* **Materials provided**
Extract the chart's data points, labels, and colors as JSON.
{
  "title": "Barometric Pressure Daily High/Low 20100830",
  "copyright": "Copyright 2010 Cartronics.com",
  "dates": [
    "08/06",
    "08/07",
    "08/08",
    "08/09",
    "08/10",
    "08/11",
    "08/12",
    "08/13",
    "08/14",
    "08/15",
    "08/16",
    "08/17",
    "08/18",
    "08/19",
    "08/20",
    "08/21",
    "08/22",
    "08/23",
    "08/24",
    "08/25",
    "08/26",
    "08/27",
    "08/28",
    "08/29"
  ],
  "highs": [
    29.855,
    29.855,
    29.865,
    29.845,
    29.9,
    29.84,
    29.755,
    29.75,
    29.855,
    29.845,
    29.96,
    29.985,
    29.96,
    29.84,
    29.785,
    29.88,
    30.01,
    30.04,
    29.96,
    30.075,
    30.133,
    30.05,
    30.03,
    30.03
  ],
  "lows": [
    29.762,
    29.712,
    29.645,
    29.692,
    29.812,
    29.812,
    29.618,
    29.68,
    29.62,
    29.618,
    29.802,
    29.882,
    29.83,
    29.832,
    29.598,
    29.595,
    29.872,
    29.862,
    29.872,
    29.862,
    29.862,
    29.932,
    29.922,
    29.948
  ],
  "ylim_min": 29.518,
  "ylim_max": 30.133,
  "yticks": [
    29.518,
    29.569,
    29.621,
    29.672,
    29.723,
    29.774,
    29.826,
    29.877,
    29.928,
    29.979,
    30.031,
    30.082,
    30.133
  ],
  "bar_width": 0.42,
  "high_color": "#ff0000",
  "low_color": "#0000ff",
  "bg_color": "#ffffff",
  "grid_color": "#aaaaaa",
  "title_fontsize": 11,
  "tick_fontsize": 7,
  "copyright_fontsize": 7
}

* **Problem details**
Here, the records must be output exactly and in full.

* **Task response**
Extract the chart's data points, labels, and colors as JSON.
{
  "title": "Barometric Pressure Daily High/Low 20100830",
  "copyright": "Copyright 2010 Cartronics.com",
  "dates": [
    "08/06",
    "08/07",
    "08/08",
    "08/09",
    "08/10",
    "08/11",
    "08/12",
    "08/13",
    "08/14",
    "08/15",
    "08/16",
    "08/17",
    "08/18",
    "08/19",
    "08/20",
    "08/21",
    "08/22",
    "08/23",
    "08/24",
    "08/25",
    "08/26",
    "08/27",
    "08/28",
    "08/29"
  ],
  "highs": [
    29.855,
    29.855,
    29.865,
    29.845,
    29.9,
    29.84,
    29.755,
    29.75,
    29.855,
    29.845,
    29.96,
    29.985,
    29.96,
    29.84,
    29.785,
    29.88,
    30.01,
    30.04,
    29.96,
    30.075,
    30.133,
    30.05,
    30.03,
    30.03
  ],
  "lows": [
    29.762,
    29.712,
    29.645,
    29.692,
    29.812,
    29.812,
    29.618,
    29.68,
    29.62,
    29.618,
    29.802,
    29.882,
    29.83,
    29.832,
    29.598,
    29.595,
    29.872,
    29.862,
    29.872,
    29.862,
    29.862,
    29.932,
    29.922,
    29.948
  ],
  "ylim_min": 29.518,
  "ylim_max": 30.133,
  "yticks": [
    29.518,
    29.569,
    29.621,
    29.672,
    29.723,
    29.774,
    29.826,
    29.877,
    29.928,
    29.979,
    30.031,
    30.082,
    30.133
  ],
  "bar_width": 0.42,
  "high_color": "#ff0000",
  "low_color": "#0000ff",
  "bg_color": "#ffffff",
  "grid_color": "#aaaaaa",
  "title_fontsize": 11,
  "tick_fontsize": 7,
  "copyright_fontsize": 7
}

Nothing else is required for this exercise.